:: RECORDS FOR PROCESSING ::
--- begin ---

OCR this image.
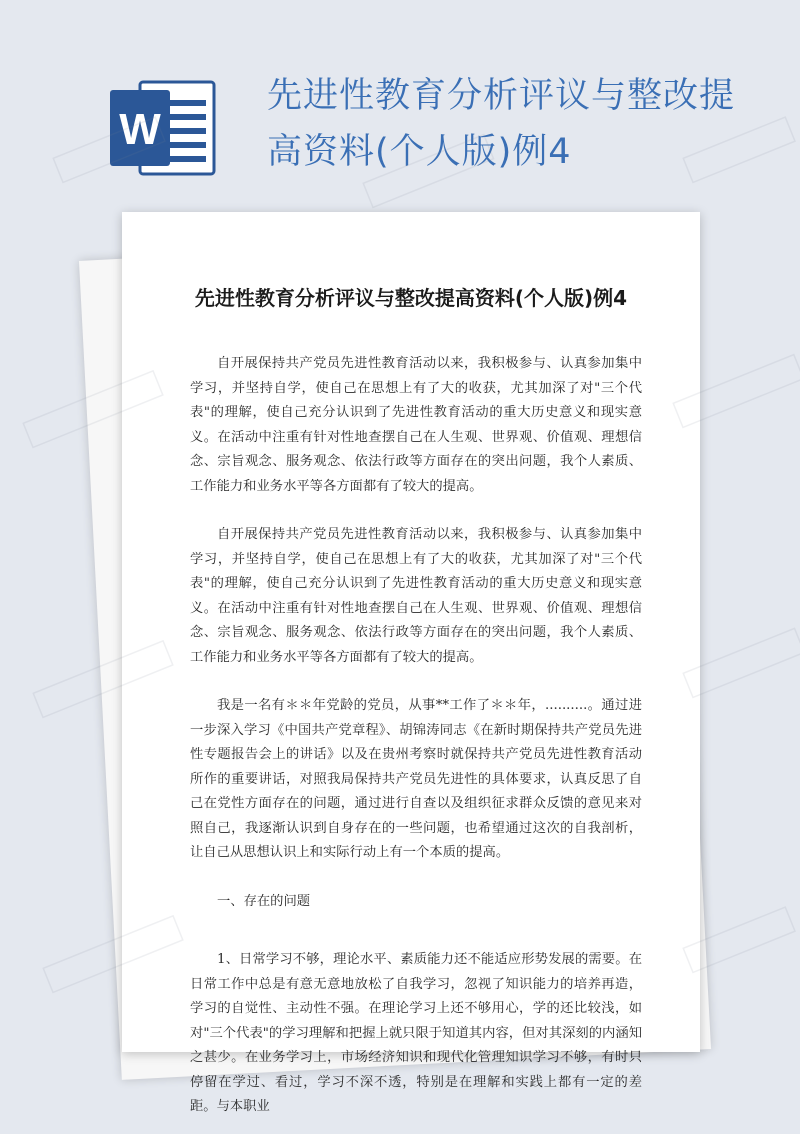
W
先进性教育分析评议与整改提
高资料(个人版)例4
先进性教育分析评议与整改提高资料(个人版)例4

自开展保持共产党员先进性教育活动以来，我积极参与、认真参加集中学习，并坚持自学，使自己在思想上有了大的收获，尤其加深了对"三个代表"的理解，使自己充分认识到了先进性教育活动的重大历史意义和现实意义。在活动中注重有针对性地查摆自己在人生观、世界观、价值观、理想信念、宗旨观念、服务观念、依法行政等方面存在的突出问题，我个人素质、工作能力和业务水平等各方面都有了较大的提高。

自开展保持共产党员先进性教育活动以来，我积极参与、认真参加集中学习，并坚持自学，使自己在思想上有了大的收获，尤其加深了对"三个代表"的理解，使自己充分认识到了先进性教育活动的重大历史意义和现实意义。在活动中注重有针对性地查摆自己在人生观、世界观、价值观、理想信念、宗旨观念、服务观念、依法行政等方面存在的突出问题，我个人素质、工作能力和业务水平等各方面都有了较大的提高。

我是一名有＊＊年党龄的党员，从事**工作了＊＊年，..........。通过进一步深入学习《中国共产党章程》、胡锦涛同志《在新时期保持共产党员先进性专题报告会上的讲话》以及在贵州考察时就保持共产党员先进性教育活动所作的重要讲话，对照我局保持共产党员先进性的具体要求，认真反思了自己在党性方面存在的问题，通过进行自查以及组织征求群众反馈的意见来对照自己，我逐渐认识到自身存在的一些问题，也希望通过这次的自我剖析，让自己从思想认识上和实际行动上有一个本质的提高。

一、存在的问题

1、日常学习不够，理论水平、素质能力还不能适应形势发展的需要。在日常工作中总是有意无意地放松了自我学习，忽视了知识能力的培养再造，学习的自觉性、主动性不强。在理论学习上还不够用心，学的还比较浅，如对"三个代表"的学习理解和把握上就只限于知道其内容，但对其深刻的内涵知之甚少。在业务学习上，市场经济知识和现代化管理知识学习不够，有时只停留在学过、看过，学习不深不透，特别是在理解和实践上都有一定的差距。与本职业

--- end ---

:: WRITTEN INSTRUCTION ::
Give the material again exactly as it is, but keep the pictures out.

:: OUTPUT OF THE TASK ::
OCR this image.
W
先进性教育分析评议与整改提
高资料(个人版)例4
先进性教育分析评议与整改提高资料(个人版)例4

自开展保持共产党员先进性教育活动以来，我积极参与、认真参加集中学习，并坚持自学，使自己在思想上有了大的收获，尤其加深了对"三个代表"的理解，使自己充分认识到了先进性教育活动的重大历史意义和现实意义。在活动中注重有针对性地查摆自己在人生观、世界观、价值观、理想信念、宗旨观念、服务观念、依法行政等方面存在的突出问题，我个人素质、工作能力和业务水平等各方面都有了较大的提高。

自开展保持共产党员先进性教育活动以来，我积极参与、认真参加集中学习，并坚持自学，使自己在思想上有了大的收获，尤其加深了对"三个代表"的理解，使自己充分认识到了先进性教育活动的重大历史意义和现实意义。在活动中注重有针对性地查摆自己在人生观、世界观、价值观、理想信念、宗旨观念、服务观念、依法行政等方面存在的突出问题，我个人素质、工作能力和业务水平等各方面都有了较大的提高。

我是一名有＊＊年党龄的党员，从事**工作了＊＊年，..........。通过进一步深入学习《中国共产党章程》、胡锦涛同志《在新时期保持共产党员先进性专题报告会上的讲话》以及在贵州考察时就保持共产党员先进性教育活动所作的重要讲话，对照我局保持共产党员先进性的具体要求，认真反思了自己在党性方面存在的问题，通过进行自查以及组织征求群众反馈的意见来对照自己，我逐渐认识到自身存在的一些问题，也希望通过这次的自我剖析，让自己从思想认识上和实际行动上有一个本质的提高。

一、存在的问题

1、日常学习不够，理论水平、素质能力还不能适应形势发展的需要。在日常工作中总是有意无意地放松了自我学习，忽视了知识能力的培养再造，学习的自觉性、主动性不强。在理论学习上还不够用心，学的还比较浅，如对"三个代表"的学习理解和把握上就只限于知道其内容，但对其深刻的内涵知之甚少。在业务学习上，市场经济知识和现代化管理知识学习不够，有时只停留在学过、看过，学习不深不透，特别是在理解和实践上都有一定的差距。与本职业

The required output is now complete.